** START Material shown **

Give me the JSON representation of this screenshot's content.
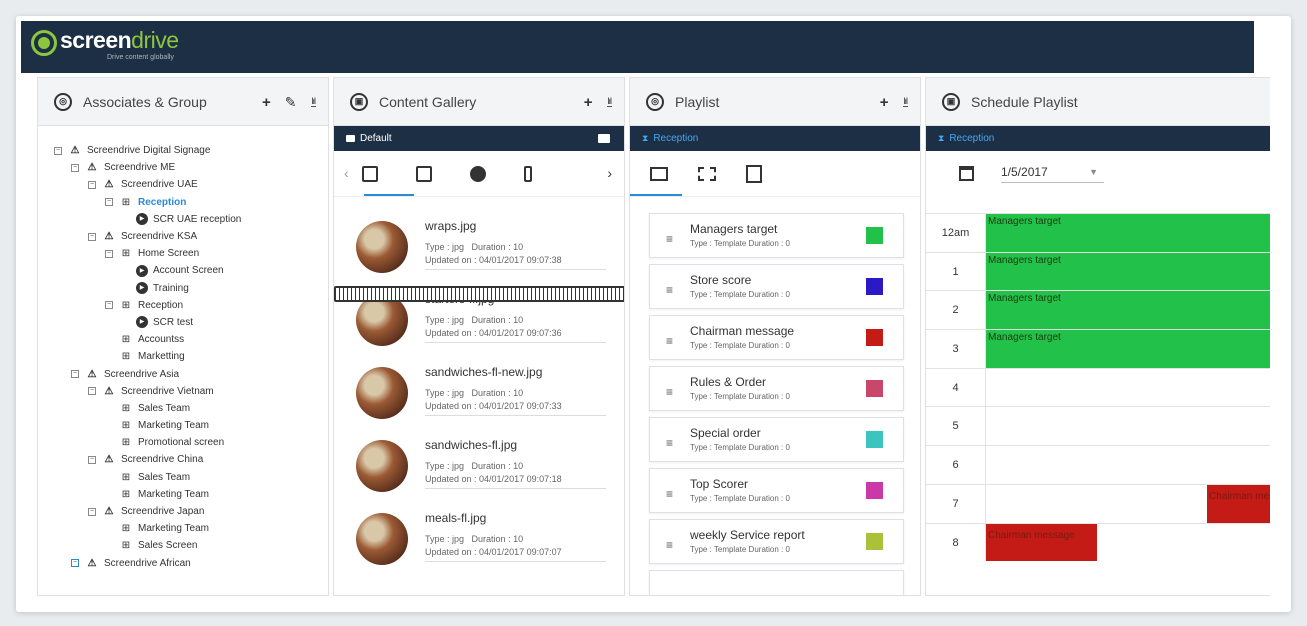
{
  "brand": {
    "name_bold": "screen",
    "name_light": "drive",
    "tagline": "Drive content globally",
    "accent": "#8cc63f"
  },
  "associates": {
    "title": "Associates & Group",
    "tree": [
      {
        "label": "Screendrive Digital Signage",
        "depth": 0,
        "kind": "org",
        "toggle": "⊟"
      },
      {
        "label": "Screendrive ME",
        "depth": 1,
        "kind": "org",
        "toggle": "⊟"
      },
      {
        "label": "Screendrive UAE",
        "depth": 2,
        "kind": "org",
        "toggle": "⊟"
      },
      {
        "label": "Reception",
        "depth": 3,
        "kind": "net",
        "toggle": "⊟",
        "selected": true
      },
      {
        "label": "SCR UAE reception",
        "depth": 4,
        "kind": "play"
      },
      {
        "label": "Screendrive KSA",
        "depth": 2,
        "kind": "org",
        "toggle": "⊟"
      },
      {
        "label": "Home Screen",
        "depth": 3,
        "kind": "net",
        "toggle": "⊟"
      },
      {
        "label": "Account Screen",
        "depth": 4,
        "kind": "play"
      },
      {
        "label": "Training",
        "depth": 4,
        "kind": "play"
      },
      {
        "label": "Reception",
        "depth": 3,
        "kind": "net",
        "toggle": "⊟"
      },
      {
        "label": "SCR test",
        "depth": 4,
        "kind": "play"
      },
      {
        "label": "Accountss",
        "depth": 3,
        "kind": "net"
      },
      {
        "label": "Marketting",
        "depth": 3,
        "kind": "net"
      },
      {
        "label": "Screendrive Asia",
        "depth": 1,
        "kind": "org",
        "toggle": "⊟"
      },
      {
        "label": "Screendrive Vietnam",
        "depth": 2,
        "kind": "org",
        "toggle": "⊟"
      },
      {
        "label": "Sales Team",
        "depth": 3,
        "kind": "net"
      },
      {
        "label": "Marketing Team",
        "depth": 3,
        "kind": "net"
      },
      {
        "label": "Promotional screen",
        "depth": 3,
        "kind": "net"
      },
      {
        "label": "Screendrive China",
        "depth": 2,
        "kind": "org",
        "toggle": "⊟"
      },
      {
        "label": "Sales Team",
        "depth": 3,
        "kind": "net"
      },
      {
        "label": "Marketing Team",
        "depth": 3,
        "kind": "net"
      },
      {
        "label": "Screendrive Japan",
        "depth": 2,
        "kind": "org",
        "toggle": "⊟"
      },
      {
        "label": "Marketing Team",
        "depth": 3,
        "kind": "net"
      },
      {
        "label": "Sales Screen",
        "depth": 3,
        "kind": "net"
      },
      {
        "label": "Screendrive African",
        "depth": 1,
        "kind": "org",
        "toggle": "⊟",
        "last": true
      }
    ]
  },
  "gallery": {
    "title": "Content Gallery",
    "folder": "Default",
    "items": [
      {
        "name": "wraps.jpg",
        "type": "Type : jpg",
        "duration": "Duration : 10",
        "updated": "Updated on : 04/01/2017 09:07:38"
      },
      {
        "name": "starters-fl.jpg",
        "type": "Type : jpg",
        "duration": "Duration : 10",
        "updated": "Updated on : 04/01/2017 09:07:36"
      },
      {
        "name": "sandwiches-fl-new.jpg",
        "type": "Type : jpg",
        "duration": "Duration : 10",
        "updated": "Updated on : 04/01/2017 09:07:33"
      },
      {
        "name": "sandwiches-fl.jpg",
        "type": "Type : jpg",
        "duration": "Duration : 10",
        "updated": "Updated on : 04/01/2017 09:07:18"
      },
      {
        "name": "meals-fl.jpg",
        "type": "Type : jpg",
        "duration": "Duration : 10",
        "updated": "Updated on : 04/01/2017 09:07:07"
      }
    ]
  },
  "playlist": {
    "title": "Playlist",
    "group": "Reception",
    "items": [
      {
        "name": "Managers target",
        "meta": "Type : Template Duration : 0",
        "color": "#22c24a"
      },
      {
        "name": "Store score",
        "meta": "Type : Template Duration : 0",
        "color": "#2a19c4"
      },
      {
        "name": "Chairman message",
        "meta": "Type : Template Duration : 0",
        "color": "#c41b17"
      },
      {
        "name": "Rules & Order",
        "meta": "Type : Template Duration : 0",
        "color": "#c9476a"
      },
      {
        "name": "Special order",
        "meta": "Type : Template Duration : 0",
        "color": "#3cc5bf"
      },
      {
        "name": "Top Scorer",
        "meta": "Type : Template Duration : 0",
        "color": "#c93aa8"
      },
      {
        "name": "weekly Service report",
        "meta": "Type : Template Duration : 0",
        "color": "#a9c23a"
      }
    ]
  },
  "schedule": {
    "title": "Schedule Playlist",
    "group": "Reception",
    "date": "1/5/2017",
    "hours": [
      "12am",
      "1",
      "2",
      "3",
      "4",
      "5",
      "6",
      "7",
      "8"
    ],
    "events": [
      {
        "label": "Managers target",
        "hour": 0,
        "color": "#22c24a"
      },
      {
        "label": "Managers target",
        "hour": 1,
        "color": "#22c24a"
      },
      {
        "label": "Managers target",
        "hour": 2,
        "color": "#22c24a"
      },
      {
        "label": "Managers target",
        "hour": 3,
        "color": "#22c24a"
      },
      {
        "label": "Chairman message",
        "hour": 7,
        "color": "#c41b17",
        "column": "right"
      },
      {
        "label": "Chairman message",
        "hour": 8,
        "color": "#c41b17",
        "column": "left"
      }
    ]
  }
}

** END Material shown **
** START Material shown **

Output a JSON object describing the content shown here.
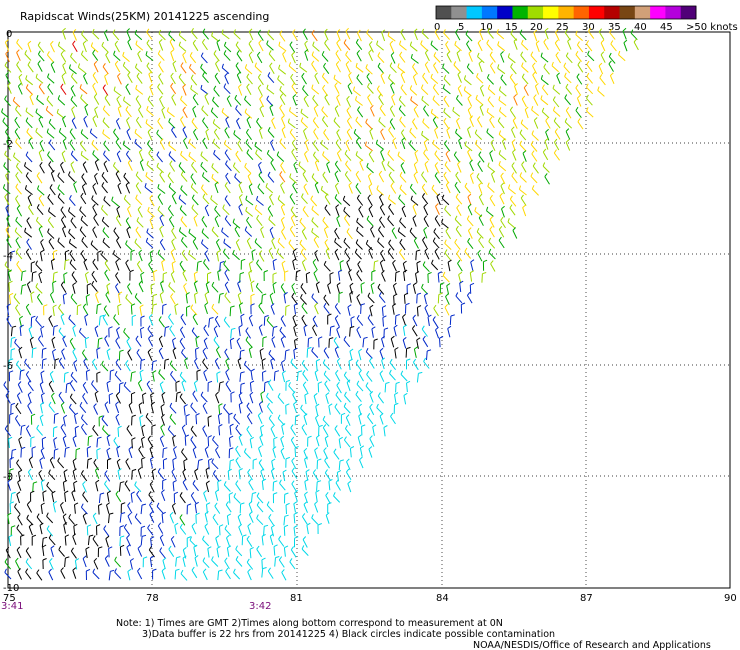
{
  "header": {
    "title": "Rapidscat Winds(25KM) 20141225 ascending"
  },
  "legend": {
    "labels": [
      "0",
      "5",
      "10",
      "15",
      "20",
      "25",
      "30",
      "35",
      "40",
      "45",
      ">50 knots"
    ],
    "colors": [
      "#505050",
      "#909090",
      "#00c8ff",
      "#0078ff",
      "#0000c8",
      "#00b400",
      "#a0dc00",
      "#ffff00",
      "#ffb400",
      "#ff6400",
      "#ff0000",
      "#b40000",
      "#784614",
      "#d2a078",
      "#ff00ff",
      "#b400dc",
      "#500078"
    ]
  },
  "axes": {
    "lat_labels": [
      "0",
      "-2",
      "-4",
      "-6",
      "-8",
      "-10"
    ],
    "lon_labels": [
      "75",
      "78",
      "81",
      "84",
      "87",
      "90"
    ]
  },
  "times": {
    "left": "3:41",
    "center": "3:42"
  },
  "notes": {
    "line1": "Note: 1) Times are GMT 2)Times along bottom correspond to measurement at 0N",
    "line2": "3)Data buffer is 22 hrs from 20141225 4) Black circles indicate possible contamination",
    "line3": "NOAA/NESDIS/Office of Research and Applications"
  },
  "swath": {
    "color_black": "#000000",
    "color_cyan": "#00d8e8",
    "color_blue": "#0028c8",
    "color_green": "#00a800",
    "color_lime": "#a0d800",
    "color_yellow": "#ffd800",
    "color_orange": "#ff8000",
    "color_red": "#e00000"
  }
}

** END Material shown **

• What you need to do
Pick out the lines that include the word "sandwiches" and write them out.

• Full answer
        "name": "sandwiches-fl-new.jpg",
        "name": "sandwiches-fl.jpg",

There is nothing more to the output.